Task: Examine each line of the data. Copy those that contain the string "KARÁCSONYI".

[Data records]
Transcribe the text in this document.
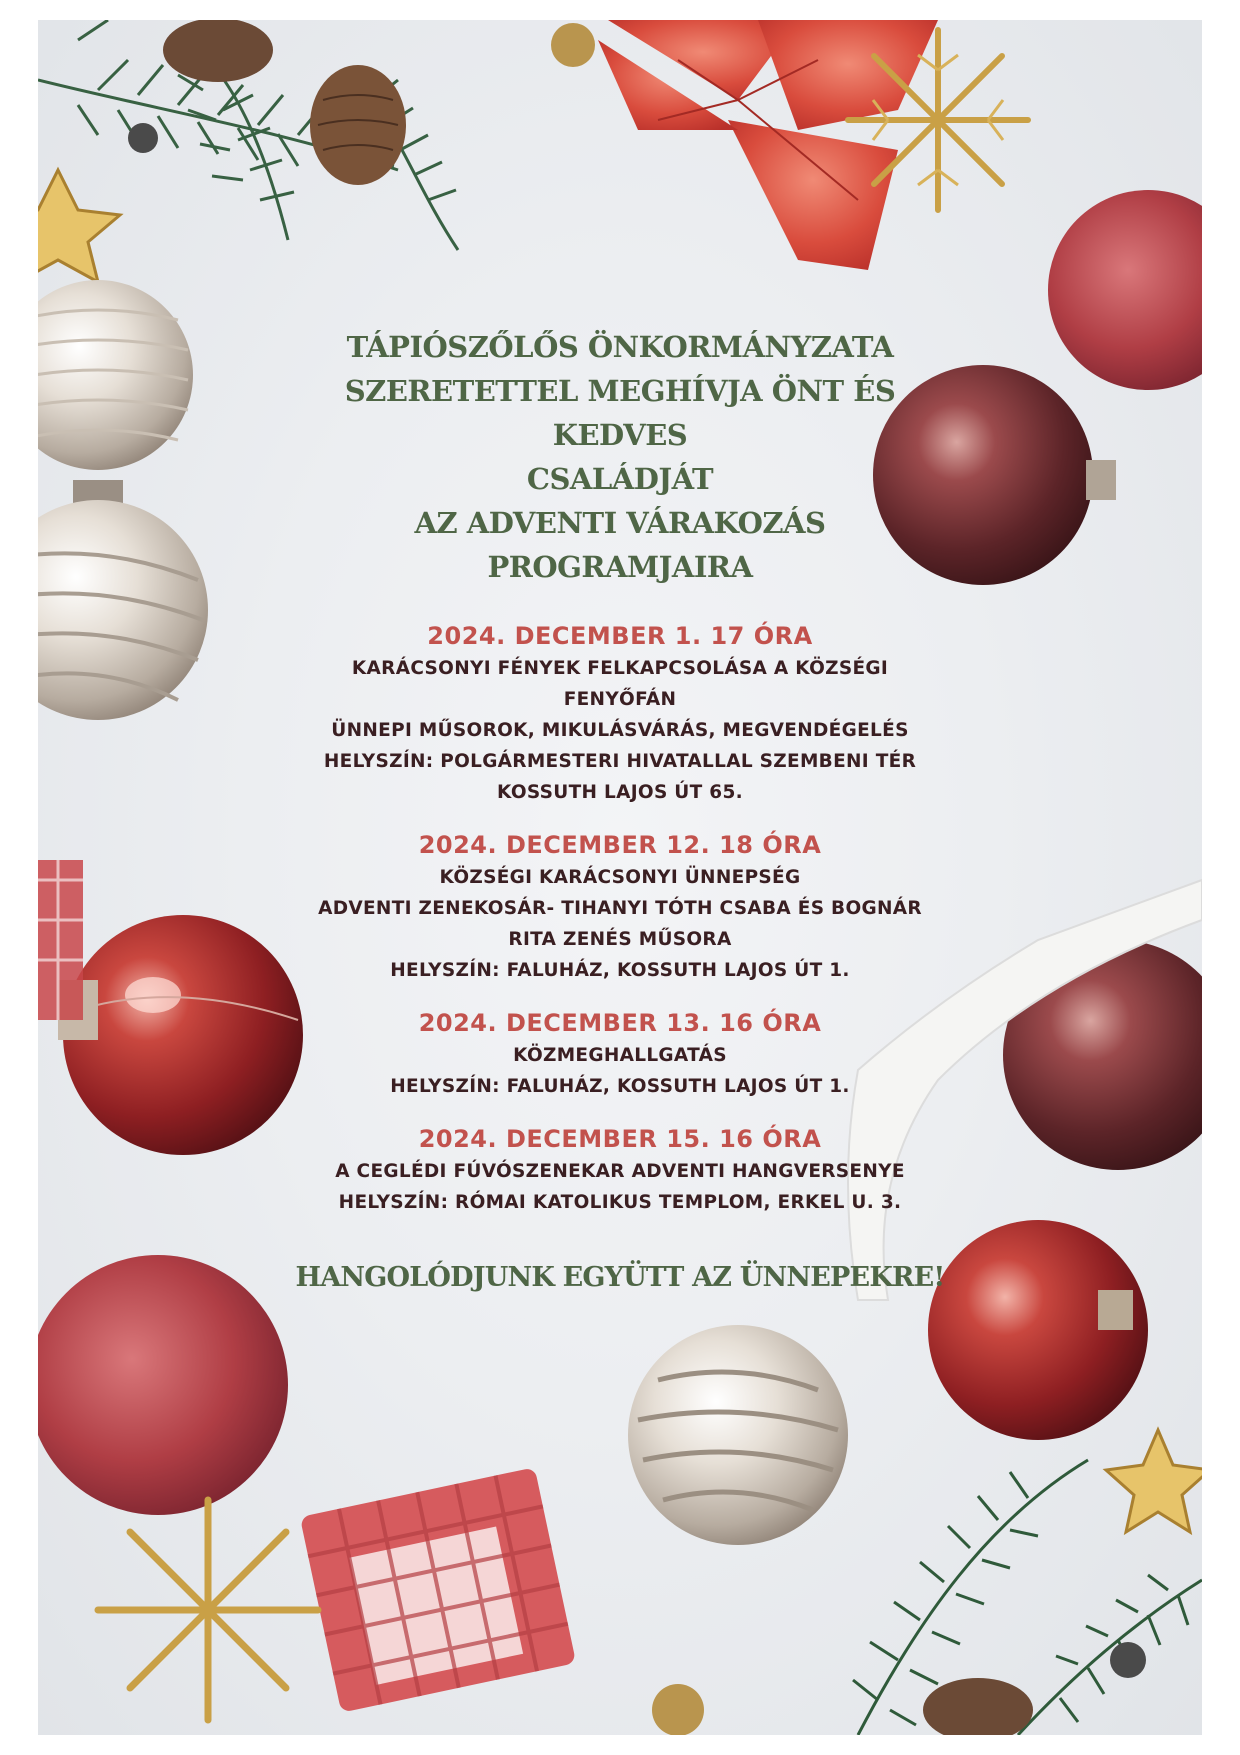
TÁPIÓSZŐLŐS ÖNKORMÁNYZATA

SZERETETTEL MEGHÍVJA ÖNT ÉS KEDVES

CSALÁDJÁT

AZ ADVENTI VÁRAKOZÁS PROGRAMJAIRA

2024. DECEMBER 1. 17 ÓRA

KARÁCSONYI FÉNYEK FELKAPCSOLÁSA A KÖZSÉGI

FENYŐFÁN

ÜNNEPI MŰSOROK, MIKULÁSVÁRÁS, MEGVENDÉGELÉS

HELYSZÍN: POLGÁRMESTERI HIVATALLAL SZEMBENI TÉR

KOSSUTH LAJOS ÚT 65.

2024. DECEMBER 12. 18 ÓRA

KÖZSÉGI KARÁCSONYI ÜNNEPSÉG

ADVENTI ZENEKOSÁR- TIHANYI TÓTH CSABA ÉS BOGNÁR

RITA ZENÉS MŰSORA

HELYSZÍN: FALUHÁZ, KOSSUTH LAJOS ÚT 1.

2024. DECEMBER 13. 16 ÓRA

KÖZMEGHALLGATÁS

HELYSZÍN: FALUHÁZ, KOSSUTH LAJOS ÚT 1.

2024. DECEMBER 15. 16 ÓRA

A CEGLÉDI FÚVÓSZENEKAR ADVENTI HANGVERSENYE

HELYSZÍN: RÓMAI KATOLIKUS TEMPLOM, ERKEL U. 3.

HANGOLÓDJUNK EGYÜTT AZ ÜNNEPEKRE!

Exercise answer:
KARÁCSONYI FÉNYEK FELKAPCSOLÁSA A KÖZSÉGI
KÖZSÉGI KARÁCSONYI ÜNNEPSÉG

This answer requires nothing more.